▶ [TASK DESCRIPTION]: Copy all lines below containing "this".

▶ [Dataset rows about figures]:
## Begin

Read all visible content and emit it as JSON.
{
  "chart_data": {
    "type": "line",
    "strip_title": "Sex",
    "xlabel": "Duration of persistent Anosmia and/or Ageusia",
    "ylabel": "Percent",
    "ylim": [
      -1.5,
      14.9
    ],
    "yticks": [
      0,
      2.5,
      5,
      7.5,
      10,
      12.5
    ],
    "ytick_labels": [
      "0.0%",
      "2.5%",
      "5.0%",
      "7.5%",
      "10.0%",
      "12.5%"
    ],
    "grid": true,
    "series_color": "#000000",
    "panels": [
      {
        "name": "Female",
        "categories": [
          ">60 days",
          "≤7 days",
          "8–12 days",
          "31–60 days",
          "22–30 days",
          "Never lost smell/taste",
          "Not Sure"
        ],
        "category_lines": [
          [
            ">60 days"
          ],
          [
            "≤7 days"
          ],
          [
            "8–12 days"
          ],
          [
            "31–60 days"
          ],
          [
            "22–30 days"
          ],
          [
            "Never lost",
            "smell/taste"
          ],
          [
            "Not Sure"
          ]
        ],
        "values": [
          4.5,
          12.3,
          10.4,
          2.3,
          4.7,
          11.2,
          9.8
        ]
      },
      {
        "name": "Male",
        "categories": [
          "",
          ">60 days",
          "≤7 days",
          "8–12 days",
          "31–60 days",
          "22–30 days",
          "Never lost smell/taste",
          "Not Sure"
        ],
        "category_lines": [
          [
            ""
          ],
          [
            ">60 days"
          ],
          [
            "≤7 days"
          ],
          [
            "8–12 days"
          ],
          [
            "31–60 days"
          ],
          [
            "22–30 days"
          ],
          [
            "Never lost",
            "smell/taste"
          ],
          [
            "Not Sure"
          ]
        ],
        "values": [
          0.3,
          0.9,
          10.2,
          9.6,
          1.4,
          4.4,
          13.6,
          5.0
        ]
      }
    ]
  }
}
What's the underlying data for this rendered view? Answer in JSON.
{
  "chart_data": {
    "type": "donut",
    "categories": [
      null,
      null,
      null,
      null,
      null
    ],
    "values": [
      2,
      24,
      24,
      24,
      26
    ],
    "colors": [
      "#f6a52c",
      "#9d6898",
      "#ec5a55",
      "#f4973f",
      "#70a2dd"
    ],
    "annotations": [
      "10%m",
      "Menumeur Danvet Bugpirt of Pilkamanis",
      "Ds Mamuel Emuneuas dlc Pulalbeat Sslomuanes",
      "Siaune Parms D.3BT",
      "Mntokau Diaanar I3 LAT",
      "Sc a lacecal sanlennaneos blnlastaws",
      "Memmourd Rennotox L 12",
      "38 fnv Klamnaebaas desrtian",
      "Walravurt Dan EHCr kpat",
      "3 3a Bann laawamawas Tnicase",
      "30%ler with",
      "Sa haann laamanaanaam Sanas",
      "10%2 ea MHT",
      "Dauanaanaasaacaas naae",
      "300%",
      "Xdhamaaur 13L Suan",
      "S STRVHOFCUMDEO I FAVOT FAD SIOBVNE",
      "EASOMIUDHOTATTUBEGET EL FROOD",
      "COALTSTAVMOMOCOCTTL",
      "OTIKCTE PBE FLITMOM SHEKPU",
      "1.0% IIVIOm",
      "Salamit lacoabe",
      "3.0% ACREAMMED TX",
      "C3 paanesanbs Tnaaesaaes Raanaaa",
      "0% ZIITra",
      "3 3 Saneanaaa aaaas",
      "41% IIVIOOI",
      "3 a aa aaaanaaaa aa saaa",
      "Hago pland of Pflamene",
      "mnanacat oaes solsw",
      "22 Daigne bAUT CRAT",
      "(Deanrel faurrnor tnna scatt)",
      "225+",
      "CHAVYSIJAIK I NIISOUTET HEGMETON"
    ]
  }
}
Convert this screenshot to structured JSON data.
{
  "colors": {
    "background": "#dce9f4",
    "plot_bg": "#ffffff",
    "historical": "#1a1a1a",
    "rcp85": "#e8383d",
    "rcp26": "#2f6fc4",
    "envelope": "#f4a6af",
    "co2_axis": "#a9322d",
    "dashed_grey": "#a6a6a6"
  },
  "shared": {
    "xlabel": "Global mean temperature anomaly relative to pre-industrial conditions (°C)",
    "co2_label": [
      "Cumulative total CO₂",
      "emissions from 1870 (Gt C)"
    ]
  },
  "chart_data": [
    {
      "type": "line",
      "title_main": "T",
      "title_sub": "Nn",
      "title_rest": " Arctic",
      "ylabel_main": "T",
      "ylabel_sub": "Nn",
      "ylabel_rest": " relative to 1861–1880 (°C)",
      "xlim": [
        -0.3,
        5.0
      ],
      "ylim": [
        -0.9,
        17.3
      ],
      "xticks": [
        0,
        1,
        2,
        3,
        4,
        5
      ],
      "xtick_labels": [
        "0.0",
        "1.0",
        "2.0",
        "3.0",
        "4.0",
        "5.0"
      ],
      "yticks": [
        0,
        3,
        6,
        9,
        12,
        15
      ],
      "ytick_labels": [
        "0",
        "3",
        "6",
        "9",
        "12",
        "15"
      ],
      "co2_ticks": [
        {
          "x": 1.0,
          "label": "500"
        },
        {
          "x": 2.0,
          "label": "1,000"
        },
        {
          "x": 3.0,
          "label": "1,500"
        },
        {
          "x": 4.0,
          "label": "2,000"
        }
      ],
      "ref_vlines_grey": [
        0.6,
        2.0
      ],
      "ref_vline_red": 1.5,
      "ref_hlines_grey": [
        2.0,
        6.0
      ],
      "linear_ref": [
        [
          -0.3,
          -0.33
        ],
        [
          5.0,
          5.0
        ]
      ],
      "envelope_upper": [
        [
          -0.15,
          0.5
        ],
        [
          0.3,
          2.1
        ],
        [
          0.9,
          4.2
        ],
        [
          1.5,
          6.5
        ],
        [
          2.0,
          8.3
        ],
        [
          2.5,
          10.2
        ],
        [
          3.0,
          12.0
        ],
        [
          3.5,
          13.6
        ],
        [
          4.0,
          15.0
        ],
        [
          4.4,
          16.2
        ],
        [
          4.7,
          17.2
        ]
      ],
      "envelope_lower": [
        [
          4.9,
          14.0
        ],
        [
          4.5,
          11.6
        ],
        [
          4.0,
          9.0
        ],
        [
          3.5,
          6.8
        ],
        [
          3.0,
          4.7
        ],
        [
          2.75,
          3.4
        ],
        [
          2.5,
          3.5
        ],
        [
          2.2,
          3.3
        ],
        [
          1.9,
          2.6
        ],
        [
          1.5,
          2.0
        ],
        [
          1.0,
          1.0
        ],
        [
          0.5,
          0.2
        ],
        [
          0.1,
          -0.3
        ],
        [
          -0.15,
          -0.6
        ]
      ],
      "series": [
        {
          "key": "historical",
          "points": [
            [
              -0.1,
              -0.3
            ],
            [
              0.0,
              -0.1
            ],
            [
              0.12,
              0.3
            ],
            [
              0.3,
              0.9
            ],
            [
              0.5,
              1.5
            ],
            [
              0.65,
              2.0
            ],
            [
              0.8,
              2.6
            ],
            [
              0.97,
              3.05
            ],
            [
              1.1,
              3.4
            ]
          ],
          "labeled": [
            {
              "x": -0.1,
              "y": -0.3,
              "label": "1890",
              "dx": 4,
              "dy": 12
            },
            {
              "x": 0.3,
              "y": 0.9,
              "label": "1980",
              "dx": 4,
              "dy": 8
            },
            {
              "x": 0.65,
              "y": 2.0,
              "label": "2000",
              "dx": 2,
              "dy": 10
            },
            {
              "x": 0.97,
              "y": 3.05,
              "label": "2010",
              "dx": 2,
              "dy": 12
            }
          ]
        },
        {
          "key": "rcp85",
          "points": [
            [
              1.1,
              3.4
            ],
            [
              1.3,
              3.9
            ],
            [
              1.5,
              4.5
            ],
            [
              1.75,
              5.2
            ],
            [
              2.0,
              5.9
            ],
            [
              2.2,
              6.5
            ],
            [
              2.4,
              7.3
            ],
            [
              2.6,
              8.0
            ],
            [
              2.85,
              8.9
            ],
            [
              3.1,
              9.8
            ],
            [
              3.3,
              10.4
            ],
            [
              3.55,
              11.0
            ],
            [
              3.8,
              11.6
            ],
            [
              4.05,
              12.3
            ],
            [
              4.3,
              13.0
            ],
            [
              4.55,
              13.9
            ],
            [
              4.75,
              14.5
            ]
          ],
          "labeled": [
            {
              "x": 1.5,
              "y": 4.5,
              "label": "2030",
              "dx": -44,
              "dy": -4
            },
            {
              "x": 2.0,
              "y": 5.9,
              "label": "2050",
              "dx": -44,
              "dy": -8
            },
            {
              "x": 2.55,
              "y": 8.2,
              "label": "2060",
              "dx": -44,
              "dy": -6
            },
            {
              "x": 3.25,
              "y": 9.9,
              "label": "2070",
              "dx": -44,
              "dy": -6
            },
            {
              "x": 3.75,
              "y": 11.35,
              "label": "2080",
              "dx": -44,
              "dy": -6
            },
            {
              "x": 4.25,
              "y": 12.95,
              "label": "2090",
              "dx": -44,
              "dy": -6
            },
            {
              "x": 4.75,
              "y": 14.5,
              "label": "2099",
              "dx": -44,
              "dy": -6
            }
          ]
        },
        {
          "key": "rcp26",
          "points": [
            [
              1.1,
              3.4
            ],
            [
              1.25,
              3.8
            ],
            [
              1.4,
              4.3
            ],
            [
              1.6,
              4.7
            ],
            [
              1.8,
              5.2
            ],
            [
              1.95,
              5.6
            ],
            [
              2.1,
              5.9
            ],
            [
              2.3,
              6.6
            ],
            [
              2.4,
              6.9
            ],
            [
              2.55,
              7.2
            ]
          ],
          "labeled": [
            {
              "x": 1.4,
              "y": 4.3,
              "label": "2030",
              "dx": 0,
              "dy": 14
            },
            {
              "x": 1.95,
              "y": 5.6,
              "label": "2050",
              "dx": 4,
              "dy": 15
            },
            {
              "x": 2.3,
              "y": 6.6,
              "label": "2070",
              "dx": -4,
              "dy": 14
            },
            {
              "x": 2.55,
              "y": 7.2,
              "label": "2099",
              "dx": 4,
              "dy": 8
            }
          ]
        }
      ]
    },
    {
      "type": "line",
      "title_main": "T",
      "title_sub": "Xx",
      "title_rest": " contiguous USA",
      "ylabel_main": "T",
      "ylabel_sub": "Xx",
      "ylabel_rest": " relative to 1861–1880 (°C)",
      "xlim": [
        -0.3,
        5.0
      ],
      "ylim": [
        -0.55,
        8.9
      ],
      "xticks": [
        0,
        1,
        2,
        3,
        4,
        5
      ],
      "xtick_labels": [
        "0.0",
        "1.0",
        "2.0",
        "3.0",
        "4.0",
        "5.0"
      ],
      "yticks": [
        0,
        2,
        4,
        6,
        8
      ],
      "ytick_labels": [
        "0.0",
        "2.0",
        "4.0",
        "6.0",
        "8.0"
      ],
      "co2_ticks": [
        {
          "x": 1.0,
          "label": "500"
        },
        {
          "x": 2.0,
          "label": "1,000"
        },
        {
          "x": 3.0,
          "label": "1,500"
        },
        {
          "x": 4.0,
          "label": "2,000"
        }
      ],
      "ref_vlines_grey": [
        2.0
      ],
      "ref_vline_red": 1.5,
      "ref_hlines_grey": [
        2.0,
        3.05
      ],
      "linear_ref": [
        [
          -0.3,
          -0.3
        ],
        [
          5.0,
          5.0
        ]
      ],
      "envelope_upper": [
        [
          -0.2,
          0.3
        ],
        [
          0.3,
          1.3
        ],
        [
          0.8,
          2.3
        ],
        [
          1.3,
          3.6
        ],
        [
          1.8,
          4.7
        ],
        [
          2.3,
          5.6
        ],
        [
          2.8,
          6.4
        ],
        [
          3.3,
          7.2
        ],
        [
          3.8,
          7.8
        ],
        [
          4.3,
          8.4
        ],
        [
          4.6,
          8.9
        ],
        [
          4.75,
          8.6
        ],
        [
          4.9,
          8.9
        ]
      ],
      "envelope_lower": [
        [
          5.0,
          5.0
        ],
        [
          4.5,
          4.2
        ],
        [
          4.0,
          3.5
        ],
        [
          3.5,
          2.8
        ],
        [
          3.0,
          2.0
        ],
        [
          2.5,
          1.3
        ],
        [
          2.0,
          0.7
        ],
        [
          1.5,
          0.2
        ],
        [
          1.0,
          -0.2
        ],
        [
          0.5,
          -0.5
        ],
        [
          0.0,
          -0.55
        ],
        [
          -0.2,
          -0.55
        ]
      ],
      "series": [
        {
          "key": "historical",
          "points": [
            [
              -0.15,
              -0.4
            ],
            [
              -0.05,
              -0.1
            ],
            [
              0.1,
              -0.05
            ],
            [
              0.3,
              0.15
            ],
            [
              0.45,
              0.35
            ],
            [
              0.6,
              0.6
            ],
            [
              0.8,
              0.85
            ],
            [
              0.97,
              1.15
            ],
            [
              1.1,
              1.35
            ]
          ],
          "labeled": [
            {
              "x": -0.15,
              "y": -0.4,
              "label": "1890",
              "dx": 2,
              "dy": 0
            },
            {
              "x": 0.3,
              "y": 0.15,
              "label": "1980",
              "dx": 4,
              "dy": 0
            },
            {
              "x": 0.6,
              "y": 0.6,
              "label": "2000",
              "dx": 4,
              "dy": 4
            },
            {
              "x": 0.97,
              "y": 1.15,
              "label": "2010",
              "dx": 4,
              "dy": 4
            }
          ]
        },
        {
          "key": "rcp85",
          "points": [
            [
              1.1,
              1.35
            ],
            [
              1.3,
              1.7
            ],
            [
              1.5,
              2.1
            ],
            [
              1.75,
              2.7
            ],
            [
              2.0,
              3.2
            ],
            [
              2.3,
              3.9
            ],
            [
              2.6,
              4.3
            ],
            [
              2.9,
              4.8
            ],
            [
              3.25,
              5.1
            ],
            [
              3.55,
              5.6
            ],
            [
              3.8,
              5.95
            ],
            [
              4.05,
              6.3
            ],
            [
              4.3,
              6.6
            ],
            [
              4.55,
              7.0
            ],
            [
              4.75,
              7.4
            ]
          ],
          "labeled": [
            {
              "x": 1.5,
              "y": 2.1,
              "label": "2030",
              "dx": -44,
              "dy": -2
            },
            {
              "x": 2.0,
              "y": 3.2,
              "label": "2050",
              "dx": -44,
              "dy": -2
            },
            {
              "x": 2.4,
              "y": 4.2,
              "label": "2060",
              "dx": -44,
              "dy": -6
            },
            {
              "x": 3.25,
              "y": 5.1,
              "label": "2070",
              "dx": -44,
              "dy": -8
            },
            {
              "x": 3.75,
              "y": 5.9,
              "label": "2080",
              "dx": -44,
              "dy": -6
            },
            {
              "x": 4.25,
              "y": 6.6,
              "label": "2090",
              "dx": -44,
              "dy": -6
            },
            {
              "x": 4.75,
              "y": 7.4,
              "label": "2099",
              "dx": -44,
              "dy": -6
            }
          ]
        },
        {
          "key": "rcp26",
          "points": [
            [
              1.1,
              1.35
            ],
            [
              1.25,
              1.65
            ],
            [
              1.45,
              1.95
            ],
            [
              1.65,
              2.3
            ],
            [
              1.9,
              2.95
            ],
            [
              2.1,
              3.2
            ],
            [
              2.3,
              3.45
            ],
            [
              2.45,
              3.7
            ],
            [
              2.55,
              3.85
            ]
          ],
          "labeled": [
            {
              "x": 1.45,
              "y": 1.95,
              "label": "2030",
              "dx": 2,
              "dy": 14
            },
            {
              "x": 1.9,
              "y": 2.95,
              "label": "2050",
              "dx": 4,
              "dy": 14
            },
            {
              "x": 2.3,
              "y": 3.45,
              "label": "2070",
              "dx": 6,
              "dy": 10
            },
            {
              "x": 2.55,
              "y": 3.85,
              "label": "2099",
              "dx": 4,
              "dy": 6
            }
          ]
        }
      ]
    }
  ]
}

## End

▶ [RESULT OF THE TASK]:
What's the underlying data for this rendered view? Answer in JSON.
Convert this screenshot to structured JSON data.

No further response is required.